--- Supplied data ---

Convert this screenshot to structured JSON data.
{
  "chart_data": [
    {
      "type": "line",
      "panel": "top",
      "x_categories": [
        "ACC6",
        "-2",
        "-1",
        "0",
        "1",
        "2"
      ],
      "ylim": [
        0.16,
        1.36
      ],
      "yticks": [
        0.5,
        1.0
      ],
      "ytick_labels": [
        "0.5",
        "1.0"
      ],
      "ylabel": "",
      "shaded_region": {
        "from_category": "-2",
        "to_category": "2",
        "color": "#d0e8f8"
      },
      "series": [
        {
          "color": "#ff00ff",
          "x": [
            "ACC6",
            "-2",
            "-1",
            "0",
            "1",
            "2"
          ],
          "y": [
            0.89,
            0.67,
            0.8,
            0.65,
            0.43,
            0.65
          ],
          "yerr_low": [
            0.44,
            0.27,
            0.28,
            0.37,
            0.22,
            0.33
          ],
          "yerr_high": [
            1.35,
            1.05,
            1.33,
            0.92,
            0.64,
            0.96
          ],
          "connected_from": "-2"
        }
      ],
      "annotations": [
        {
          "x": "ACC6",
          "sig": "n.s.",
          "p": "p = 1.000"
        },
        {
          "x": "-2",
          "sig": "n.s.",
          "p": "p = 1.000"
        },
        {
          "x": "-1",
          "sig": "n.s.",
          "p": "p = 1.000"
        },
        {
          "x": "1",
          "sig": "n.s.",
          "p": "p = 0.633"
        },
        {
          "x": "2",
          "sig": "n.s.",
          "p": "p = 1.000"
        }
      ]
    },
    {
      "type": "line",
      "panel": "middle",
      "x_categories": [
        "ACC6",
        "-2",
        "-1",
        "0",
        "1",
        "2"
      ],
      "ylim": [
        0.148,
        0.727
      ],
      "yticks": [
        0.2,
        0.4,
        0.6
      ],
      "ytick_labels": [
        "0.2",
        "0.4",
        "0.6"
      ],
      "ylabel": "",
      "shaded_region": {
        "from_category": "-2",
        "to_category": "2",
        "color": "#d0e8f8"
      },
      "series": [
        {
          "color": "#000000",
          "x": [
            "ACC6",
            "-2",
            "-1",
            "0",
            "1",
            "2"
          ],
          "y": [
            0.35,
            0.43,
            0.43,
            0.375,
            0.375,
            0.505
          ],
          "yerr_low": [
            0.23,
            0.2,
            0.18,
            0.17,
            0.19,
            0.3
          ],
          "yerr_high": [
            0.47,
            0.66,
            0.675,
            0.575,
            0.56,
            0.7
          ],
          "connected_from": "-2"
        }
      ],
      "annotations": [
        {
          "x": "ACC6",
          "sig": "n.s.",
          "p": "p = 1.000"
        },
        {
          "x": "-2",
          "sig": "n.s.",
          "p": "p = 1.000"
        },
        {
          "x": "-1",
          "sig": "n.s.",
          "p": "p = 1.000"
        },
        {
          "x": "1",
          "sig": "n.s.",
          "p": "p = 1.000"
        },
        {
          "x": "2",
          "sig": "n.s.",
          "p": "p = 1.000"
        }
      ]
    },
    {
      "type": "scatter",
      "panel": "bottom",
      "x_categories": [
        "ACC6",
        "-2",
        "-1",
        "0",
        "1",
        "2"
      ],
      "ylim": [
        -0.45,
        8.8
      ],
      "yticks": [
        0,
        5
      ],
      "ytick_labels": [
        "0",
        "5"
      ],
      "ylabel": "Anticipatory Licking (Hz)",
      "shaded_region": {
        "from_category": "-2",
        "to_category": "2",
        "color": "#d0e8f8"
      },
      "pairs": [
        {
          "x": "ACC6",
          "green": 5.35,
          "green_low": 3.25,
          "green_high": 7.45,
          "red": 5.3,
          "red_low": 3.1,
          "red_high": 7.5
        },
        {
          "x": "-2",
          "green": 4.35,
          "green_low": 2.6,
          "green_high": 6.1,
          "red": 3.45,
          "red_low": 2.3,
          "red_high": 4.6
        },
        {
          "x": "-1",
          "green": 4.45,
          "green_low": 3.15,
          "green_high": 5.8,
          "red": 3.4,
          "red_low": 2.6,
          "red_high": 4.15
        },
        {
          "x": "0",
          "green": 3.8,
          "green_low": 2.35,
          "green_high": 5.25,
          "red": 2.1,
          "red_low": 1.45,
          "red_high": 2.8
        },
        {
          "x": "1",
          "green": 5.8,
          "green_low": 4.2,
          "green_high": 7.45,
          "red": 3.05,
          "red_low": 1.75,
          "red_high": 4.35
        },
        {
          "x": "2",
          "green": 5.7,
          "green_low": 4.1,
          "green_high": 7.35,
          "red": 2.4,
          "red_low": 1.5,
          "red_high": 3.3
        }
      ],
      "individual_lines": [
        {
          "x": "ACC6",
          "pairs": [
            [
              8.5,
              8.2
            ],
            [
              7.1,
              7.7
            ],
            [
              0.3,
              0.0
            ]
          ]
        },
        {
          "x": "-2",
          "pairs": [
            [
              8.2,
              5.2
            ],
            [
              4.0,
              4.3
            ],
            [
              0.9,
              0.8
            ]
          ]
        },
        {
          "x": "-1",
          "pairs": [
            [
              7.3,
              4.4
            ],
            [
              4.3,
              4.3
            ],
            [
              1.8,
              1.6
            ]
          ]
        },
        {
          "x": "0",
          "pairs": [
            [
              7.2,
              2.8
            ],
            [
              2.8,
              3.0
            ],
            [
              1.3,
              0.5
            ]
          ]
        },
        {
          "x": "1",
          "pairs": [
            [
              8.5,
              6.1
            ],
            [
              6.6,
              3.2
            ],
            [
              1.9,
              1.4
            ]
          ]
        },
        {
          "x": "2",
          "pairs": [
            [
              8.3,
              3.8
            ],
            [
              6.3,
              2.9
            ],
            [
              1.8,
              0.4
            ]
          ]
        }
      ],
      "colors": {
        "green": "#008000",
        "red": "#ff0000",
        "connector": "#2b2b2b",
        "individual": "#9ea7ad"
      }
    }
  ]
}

---

Objective => Every record above should be output exactly.

Solution for this exercise =>
Convert this screenshot to structured JSON data.
{
  "chart_data": [
    {
      "type": "line",
      "panel": "top",
      "x_categories": [
        "ACC6",
        "-2",
        "-1",
        "0",
        "1",
        "2"
      ],
      "ylim": [
        0.16,
        1.36
      ],
      "yticks": [
        0.5,
        1.0
      ],
      "ytick_labels": [
        "0.5",
        "1.0"
      ],
      "ylabel": "",
      "shaded_region": {
        "from_category": "-2",
        "to_category": "2",
        "color": "#d0e8f8"
      },
      "series": [
        {
          "color": "#ff00ff",
          "x": [
            "ACC6",
            "-2",
            "-1",
            "0",
            "1",
            "2"
          ],
          "y": [
            0.89,
            0.67,
            0.8,
            0.65,
            0.43,
            0.65
          ],
          "yerr_low": [
            0.44,
            0.27,
            0.28,
            0.37,
            0.22,
            0.33
          ],
          "yerr_high": [
            1.35,
            1.05,
            1.33,
            0.92,
            0.64,
            0.96
          ],
          "connected_from": "-2"
        }
      ],
      "annotations": [
        {
          "x": "ACC6",
          "sig": "n.s.",
          "p": "p = 1.000"
        },
        {
          "x": "-2",
          "sig": "n.s.",
          "p": "p = 1.000"
        },
        {
          "x": "-1",
          "sig": "n.s.",
          "p": "p = 1.000"
        },
        {
          "x": "1",
          "sig": "n.s.",
          "p": "p = 0.633"
        },
        {
          "x": "2",
          "sig": "n.s.",
          "p": "p = 1.000"
        }
      ]
    },
    {
      "type": "line",
      "panel": "middle",
      "x_categories": [
        "ACC6",
        "-2",
        "-1",
        "0",
        "1",
        "2"
      ],
      "ylim": [
        0.148,
        0.727
      ],
      "yticks": [
        0.2,
        0.4,
        0.6
      ],
      "ytick_labels": [
        "0.2",
        "0.4",
        "0.6"
      ],
      "ylabel": "",
      "shaded_region": {
        "from_category": "-2",
        "to_category": "2",
        "color": "#d0e8f8"
      },
      "series": [
        {
          "color": "#000000",
          "x": [
            "ACC6",
            "-2",
            "-1",
            "0",
            "1",
            "2"
          ],
          "y": [
            0.35,
            0.43,
            0.43,
            0.375,
            0.375,
            0.505
          ],
          "yerr_low": [
            0.23,
            0.2,
            0.18,
            0.17,
            0.19,
            0.3
          ],
          "yerr_high": [
            0.47,
            0.66,
            0.675,
            0.575,
            0.56,
            0.7
          ],
          "connected_from": "-2"
        }
      ],
      "annotations": [
        {
          "x": "ACC6",
          "sig": "n.s.",
          "p": "p = 1.000"
        },
        {
          "x": "-2",
          "sig": "n.s.",
          "p": "p = 1.000"
        },
        {
          "x": "-1",
          "sig": "n.s.",
          "p": "p = 1.000"
        },
        {
          "x": "1",
          "sig": "n.s.",
          "p": "p = 1.000"
        },
        {
          "x": "2",
          "sig": "n.s.",
          "p": "p = 1.000"
        }
      ]
    },
    {
      "type": "scatter",
      "panel": "bottom",
      "x_categories": [
        "ACC6",
        "-2",
        "-1",
        "0",
        "1",
        "2"
      ],
      "ylim": [
        -0.45,
        8.8
      ],
      "yticks": [
        0,
        5
      ],
      "ytick_labels": [
        "0",
        "5"
      ],
      "ylabel": "Anticipatory Licking (Hz)",
      "shaded_region": {
        "from_category": "-2",
        "to_category": "2",
        "color": "#d0e8f8"
      },
      "pairs": [
        {
          "x": "ACC6",
          "green": 5.35,
          "green_low": 3.25,
          "green_high": 7.45,
          "red": 5.3,
          "red_low": 3.1,
          "red_high": 7.5
        },
        {
          "x": "-2",
          "green": 4.35,
          "green_low": 2.6,
          "green_high": 6.1,
          "red": 3.45,
          "red_low": 2.3,
          "red_high": 4.6
        },
        {
          "x": "-1",
          "green": 4.45,
          "green_low": 3.15,
          "green_high": 5.8,
          "red": 3.4,
          "red_low": 2.6,
          "red_high": 4.15
        },
        {
          "x": "0",
          "green": 3.8,
          "green_low": 2.35,
          "green_high": 5.25,
          "red": 2.1,
          "red_low": 1.45,
          "red_high": 2.8
        },
        {
          "x": "1",
          "green": 5.8,
          "green_low": 4.2,
          "green_high": 7.45,
          "red": 3.05,
          "red_low": 1.75,
          "red_high": 4.35
        },
        {
          "x": "2",
          "green": 5.7,
          "green_low": 4.1,
          "green_high": 7.35,
          "red": 2.4,
          "red_low": 1.5,
          "red_high": 3.3
        }
      ],
      "individual_lines": [
        {
          "x": "ACC6",
          "pairs": [
            [
              8.5,
              8.2
            ],
            [
              7.1,
              7.7
            ],
            [
              0.3,
              0.0
            ]
          ]
        },
        {
          "x": "-2",
          "pairs": [
            [
              8.2,
              5.2
            ],
            [
              4.0,
              4.3
            ],
            [
              0.9,
              0.8
            ]
          ]
        },
        {
          "x": "-1",
          "pairs": [
            [
              7.3,
              4.4
            ],
            [
              4.3,
              4.3
            ],
            [
              1.8,
              1.6
            ]
          ]
        },
        {
          "x": "0",
          "pairs": [
            [
              7.2,
              2.8
            ],
            [
              2.8,
              3.0
            ],
            [
              1.3,
              0.5
            ]
          ]
        },
        {
          "x": "1",
          "pairs": [
            [
              8.5,
              6.1
            ],
            [
              6.6,
              3.2
            ],
            [
              1.9,
              1.4
            ]
          ]
        },
        {
          "x": "2",
          "pairs": [
            [
              8.3,
              3.8
            ],
            [
              6.3,
              2.9
            ],
            [
              1.8,
              0.4
            ]
          ]
        }
      ],
      "colors": {
        "green": "#008000",
        "red": "#ff0000",
        "connector": "#2b2b2b",
        "individual": "#9ea7ad"
      }
    }
  ]
}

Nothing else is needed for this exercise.